### [YOUR OBJECTIVE]
Identify and pull out each line of the entries in which "grid" occurs.

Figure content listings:
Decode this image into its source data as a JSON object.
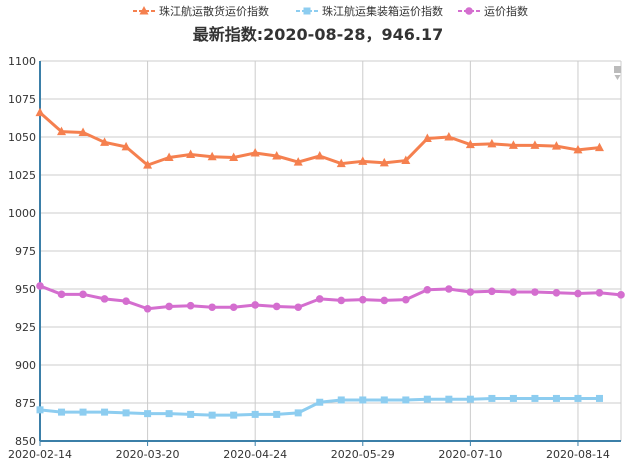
{
  "colors": {
    "bulk": "#f5804f",
    "container": "#8dcdf0",
    "freight": "#d46ecf",
    "grid": "#cccccc",
    "axis": "#3b7fa8",
    "toolbox": "#bbbbbb"
  },
  "toolbox": {
    "icon": "restore-icon"
  },
  "chart_data": {
    "type": "line",
    "title": "最新指数:2020-08-28，946.17",
    "ylim": [
      850,
      1100
    ],
    "yticks": [
      850,
      875,
      900,
      925,
      950,
      975,
      1000,
      1025,
      1050,
      1075,
      1100
    ],
    "xtick_labels": [
      "2020-02-14",
      "2020-03-20",
      "2020-04-24",
      "2020-05-29",
      "2020-07-10",
      "2020-08-14"
    ],
    "xtick_index": [
      0,
      5,
      10,
      15,
      20,
      25
    ],
    "grid": true,
    "legend_position": "top-center",
    "series": [
      {
        "name": "珠江航运散货运价指数",
        "color_key": "bulk",
        "marker": "triangle",
        "values": [
          1066,
          1053.5,
          1053,
          1046.5,
          1043.5,
          1031.5,
          1036.5,
          1038.5,
          1037,
          1036.5,
          1039.5,
          1037.5,
          1033.5,
          1037.5,
          1032.5,
          1034,
          1033,
          1034.5,
          1049,
          1050,
          1045,
          1045.5,
          1044.5,
          1044.5,
          1044,
          1041.5,
          1043
        ]
      },
      {
        "name": "珠江航运集装箱运价指数",
        "color_key": "container",
        "marker": "square",
        "values": [
          870.5,
          869,
          869,
          869,
          868.5,
          868,
          868,
          867.5,
          867,
          867,
          867.5,
          867.5,
          868.5,
          875.5,
          877,
          877,
          877,
          877,
          877.5,
          877.5,
          877.5,
          878,
          878,
          878,
          878,
          878,
          878
        ]
      },
      {
        "name": "运价指数",
        "color_key": "freight",
        "marker": "circle",
        "values": [
          952,
          946.5,
          946.5,
          943.5,
          942,
          937,
          938.5,
          939,
          938,
          938,
          939.5,
          938.5,
          938,
          943.5,
          942.5,
          943,
          942.5,
          943,
          949.5,
          950,
          948,
          948.5,
          948,
          948,
          947.5,
          947,
          947.5,
          946.17
        ]
      }
    ]
  }
}
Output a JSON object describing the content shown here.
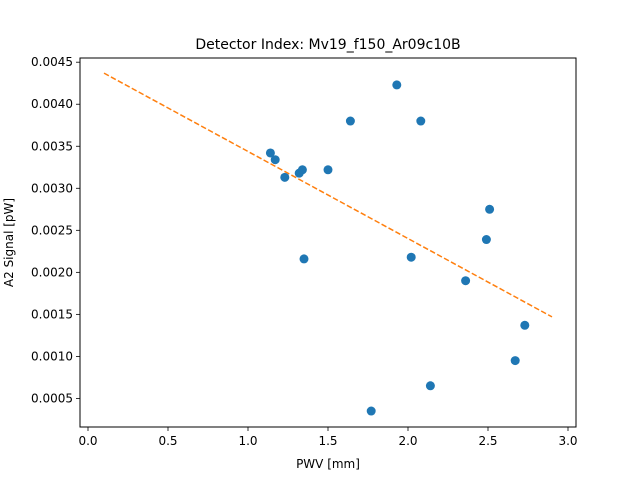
{
  "chart_data": {
    "type": "scatter",
    "title": "Detector Index: Mv19_f150_Ar09c10B",
    "xlabel": "PWV [mm]",
    "ylabel": "A2 Signal [pW]",
    "xlim": [
      -0.05,
      3.05
    ],
    "ylim": [
      0.00016,
      0.00455
    ],
    "xticks": [
      0.0,
      0.5,
      1.0,
      1.5,
      2.0,
      2.5,
      3.0
    ],
    "xtick_labels": [
      "0.0",
      "0.5",
      "1.0",
      "1.5",
      "2.0",
      "2.5",
      "3.0"
    ],
    "yticks": [
      0.0005,
      0.001,
      0.0015,
      0.002,
      0.0025,
      0.003,
      0.0035,
      0.004,
      0.0045
    ],
    "ytick_labels": [
      "0.0005",
      "0.0010",
      "0.0015",
      "0.0020",
      "0.0025",
      "0.0030",
      "0.0035",
      "0.0040",
      "0.0045"
    ],
    "grid": false,
    "series": [
      {
        "name": "data",
        "kind": "scatter",
        "color": "#1f77b4",
        "points": [
          [
            1.14,
            0.00342
          ],
          [
            1.17,
            0.00334
          ],
          [
            1.23,
            0.00313
          ],
          [
            1.32,
            0.00318
          ],
          [
            1.34,
            0.00322
          ],
          [
            1.35,
            0.00216
          ],
          [
            1.5,
            0.00322
          ],
          [
            1.64,
            0.0038
          ],
          [
            1.93,
            0.00423
          ],
          [
            1.77,
            0.00035
          ],
          [
            2.02,
            0.00218
          ],
          [
            2.08,
            0.0038
          ],
          [
            2.14,
            0.00065
          ],
          [
            2.36,
            0.0019
          ],
          [
            2.49,
            0.00239
          ],
          [
            2.51,
            0.00275
          ],
          [
            2.67,
            0.00095
          ],
          [
            2.73,
            0.00137
          ]
        ]
      },
      {
        "name": "fit",
        "kind": "line",
        "style": "dashed",
        "color": "#ff7f0e",
        "points": [
          [
            0.1,
            0.00437
          ],
          [
            2.9,
            0.00147
          ]
        ]
      }
    ]
  }
}
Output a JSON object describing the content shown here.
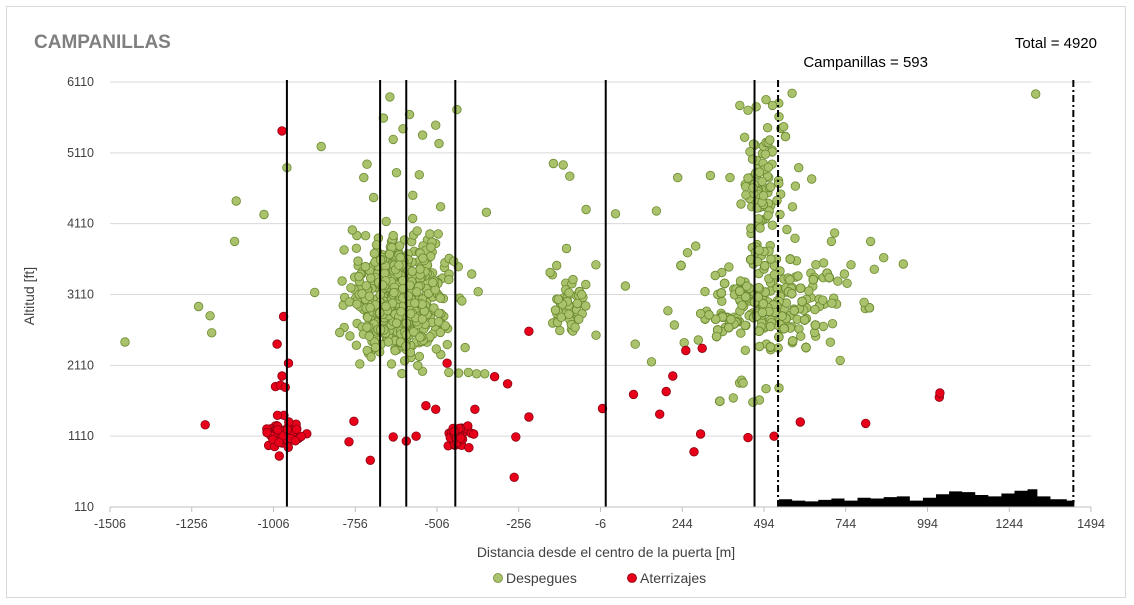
{
  "chart_data": {
    "type": "scatter",
    "title": "CAMPANILLAS",
    "annotations": [
      "Total = 4920",
      "Campanillas = 593"
    ],
    "xlabel": "Distancia desde el centro de la puerta [m]",
    "ylabel": "Altitud [ft]",
    "xlim": [
      -1506,
      1494
    ],
    "ylim": [
      110,
      6110
    ],
    "x_ticks": [
      -1506,
      -1256,
      -1006,
      -756,
      -506,
      -256,
      -6,
      244,
      494,
      744,
      994,
      1244,
      1494
    ],
    "y_ticks": [
      110,
      1110,
      2110,
      3110,
      4110,
      5110,
      6110
    ],
    "grid": "horizontal",
    "legend_position": "bottom",
    "vertical_lines": [
      {
        "x": -965,
        "style": "solid"
      },
      {
        "x": -680,
        "style": "solid"
      },
      {
        "x": -600,
        "style": "solid"
      },
      {
        "x": -450,
        "style": "solid"
      },
      {
        "x": 10,
        "style": "solid"
      },
      {
        "x": 465,
        "style": "solid"
      },
      {
        "x": 537,
        "style": "dash-dot"
      },
      {
        "x": 1440,
        "style": "dash-dot"
      }
    ],
    "terrain_profile": [
      {
        "x": 540,
        "y": 220
      },
      {
        "x": 580,
        "y": 200
      },
      {
        "x": 620,
        "y": 190
      },
      {
        "x": 660,
        "y": 210
      },
      {
        "x": 700,
        "y": 230
      },
      {
        "x": 740,
        "y": 200
      },
      {
        "x": 780,
        "y": 240
      },
      {
        "x": 820,
        "y": 230
      },
      {
        "x": 860,
        "y": 250
      },
      {
        "x": 900,
        "y": 260
      },
      {
        "x": 940,
        "y": 200
      },
      {
        "x": 980,
        "y": 240
      },
      {
        "x": 1020,
        "y": 290
      },
      {
        "x": 1060,
        "y": 330
      },
      {
        "x": 1100,
        "y": 320
      },
      {
        "x": 1140,
        "y": 280
      },
      {
        "x": 1180,
        "y": 260
      },
      {
        "x": 1220,
        "y": 300
      },
      {
        "x": 1260,
        "y": 340
      },
      {
        "x": 1300,
        "y": 360
      },
      {
        "x": 1330,
        "y": 260
      },
      {
        "x": 1370,
        "y": 220
      },
      {
        "x": 1420,
        "y": 200
      }
    ],
    "series": [
      {
        "name": "Despegues",
        "color": "#a9c26b",
        "stroke": "#6b8a30",
        "points": [
          [
            -1460,
            2440
          ],
          [
            -1235,
            2940
          ],
          [
            -1200,
            2810
          ],
          [
            -1195,
            2570
          ],
          [
            -1125,
            3860
          ],
          [
            -1120,
            4430
          ],
          [
            -1035,
            4240
          ],
          [
            -965,
            4900
          ],
          [
            -880,
            3140
          ],
          [
            -860,
            5200
          ],
          [
            -790,
            3740
          ],
          [
            -765,
            4020
          ],
          [
            -730,
            4760
          ],
          [
            -720,
            4950
          ],
          [
            -700,
            4480
          ],
          [
            -670,
            5600
          ],
          [
            -650,
            5900
          ],
          [
            -640,
            5300
          ],
          [
            -630,
            4830
          ],
          [
            -610,
            5450
          ],
          [
            -590,
            5650
          ],
          [
            -580,
            4510
          ],
          [
            -560,
            4800
          ],
          [
            -550,
            5360
          ],
          [
            -510,
            5500
          ],
          [
            -500,
            5240
          ],
          [
            -495,
            4350
          ],
          [
            -470,
            3320
          ],
          [
            -455,
            3580
          ],
          [
            -445,
            5720
          ],
          [
            -430,
            3020
          ],
          [
            -420,
            2360
          ],
          [
            -400,
            3400
          ],
          [
            -380,
            3150
          ],
          [
            -355,
            4270
          ],
          [
            -410,
            2010
          ],
          [
            -440,
            2000
          ],
          [
            -470,
            2010
          ],
          [
            -360,
            1990
          ],
          [
            -385,
            1990
          ],
          [
            -150,
            4960
          ],
          [
            -120,
            4940
          ],
          [
            -100,
            4780
          ],
          [
            -50,
            4310
          ],
          [
            -20,
            3530
          ],
          [
            -140,
            3520
          ],
          [
            -110,
            3760
          ],
          [
            -90,
            3320
          ],
          [
            -160,
            3420
          ],
          [
            40,
            4250
          ],
          [
            70,
            3230
          ],
          [
            100,
            2410
          ],
          [
            150,
            2160
          ],
          [
            165,
            4290
          ],
          [
            200,
            2880
          ],
          [
            220,
            2680
          ],
          [
            230,
            4760
          ],
          [
            250,
            2430
          ],
          [
            260,
            3700
          ],
          [
            300,
            2840
          ],
          [
            330,
            4790
          ],
          [
            390,
            4760
          ],
          [
            420,
            5780
          ],
          [
            445,
            5710
          ],
          [
            470,
            5760
          ],
          [
            500,
            5860
          ],
          [
            520,
            5780
          ],
          [
            540,
            5620
          ],
          [
            580,
            5950
          ],
          [
            590,
            4640
          ],
          [
            600,
            4900
          ],
          [
            640,
            4740
          ],
          [
            700,
            3860
          ],
          [
            710,
            3980
          ],
          [
            740,
            3400
          ],
          [
            760,
            3530
          ],
          [
            800,
            3000
          ],
          [
            820,
            3860
          ],
          [
            860,
            3630
          ],
          [
            920,
            3540
          ],
          [
            1325,
            5940
          ],
          [
            400,
            1650
          ],
          [
            430,
            1860
          ],
          [
            480,
            1620
          ],
          [
            500,
            1780
          ],
          [
            540,
            1790
          ],
          [
            460,
            1590
          ]
        ],
        "clusters": [
          {
            "cx": -620,
            "cy": 3050,
            "sx": 65,
            "sy": 420,
            "n": 650,
            "seed": 11
          },
          {
            "cx": -100,
            "cy": 2900,
            "sx": 28,
            "sy": 200,
            "n": 60,
            "seed": 23
          },
          {
            "cx": 510,
            "cy": 2950,
            "sx": 115,
            "sy": 340,
            "n": 850,
            "seed": 37
          },
          {
            "cx": 490,
            "cy": 4550,
            "sx": 30,
            "sy": 500,
            "n": 90,
            "seed": 41
          }
        ]
      },
      {
        "name": "Aterrizajes",
        "color": "#e8001b",
        "stroke": "#8a0010",
        "points": [
          [
            -1215,
            1270
          ],
          [
            -980,
            5420
          ],
          [
            -975,
            2800
          ],
          [
            -960,
            2140
          ],
          [
            -995,
            2410
          ],
          [
            -980,
            1960
          ],
          [
            -1000,
            1810
          ],
          [
            -985,
            1830
          ],
          [
            -970,
            1800
          ],
          [
            -775,
            1030
          ],
          [
            -760,
            1320
          ],
          [
            -710,
            770
          ],
          [
            -640,
            1100
          ],
          [
            -600,
            1040
          ],
          [
            -570,
            1110
          ],
          [
            -540,
            1540
          ],
          [
            -510,
            1490
          ],
          [
            -475,
            2140
          ],
          [
            -390,
            1490
          ],
          [
            -330,
            1950
          ],
          [
            -290,
            1850
          ],
          [
            -265,
            1100
          ],
          [
            -270,
            530
          ],
          [
            -225,
            1380
          ],
          [
            -225,
            2590
          ],
          [
            0,
            1500
          ],
          [
            95,
            1700
          ],
          [
            175,
            1420
          ],
          [
            195,
            1740
          ],
          [
            215,
            1960
          ],
          [
            255,
            2320
          ],
          [
            280,
            890
          ],
          [
            300,
            1140
          ],
          [
            305,
            2350
          ],
          [
            445,
            1090
          ],
          [
            525,
            1110
          ],
          [
            605,
            1310
          ],
          [
            805,
            1290
          ],
          [
            1030,
            1660
          ],
          [
            1032,
            1720
          ]
        ],
        "clusters": [
          {
            "cx": -980,
            "cy": 1150,
            "sx": 28,
            "sy": 110,
            "n": 55,
            "seed": 53
          },
          {
            "cx": -440,
            "cy": 1100,
            "sx": 25,
            "sy": 90,
            "n": 40,
            "seed": 67
          }
        ]
      }
    ]
  }
}
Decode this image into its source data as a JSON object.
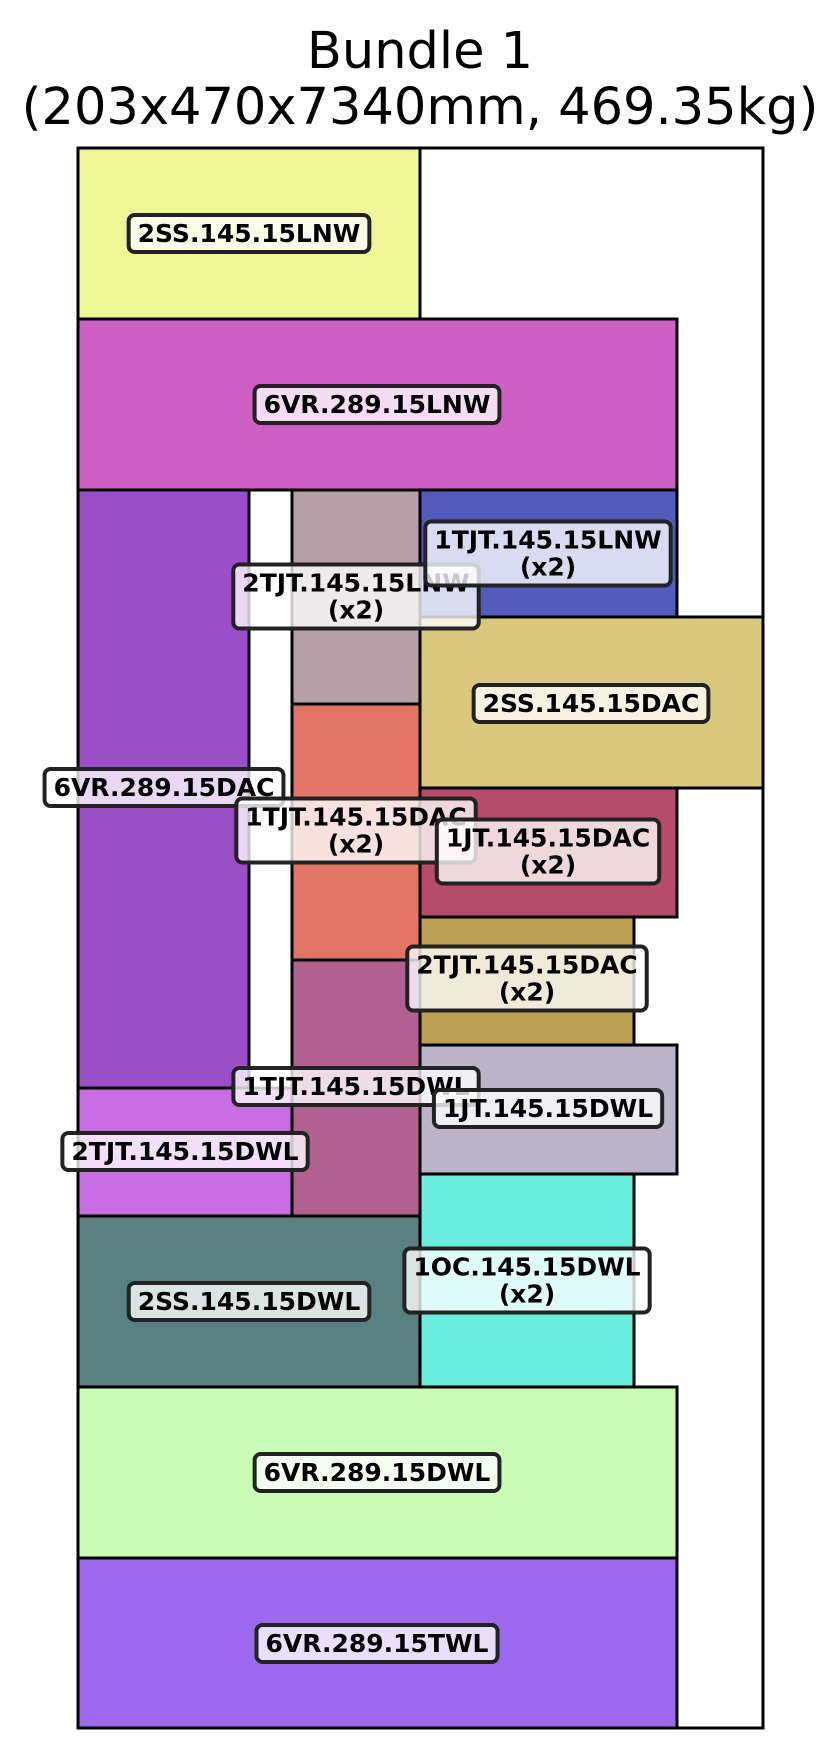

### [WRITTEN RESPONSE]
    "grid": "#cccccc",
    "grid": true,
    "grid": false,
    "grid": "horizontal",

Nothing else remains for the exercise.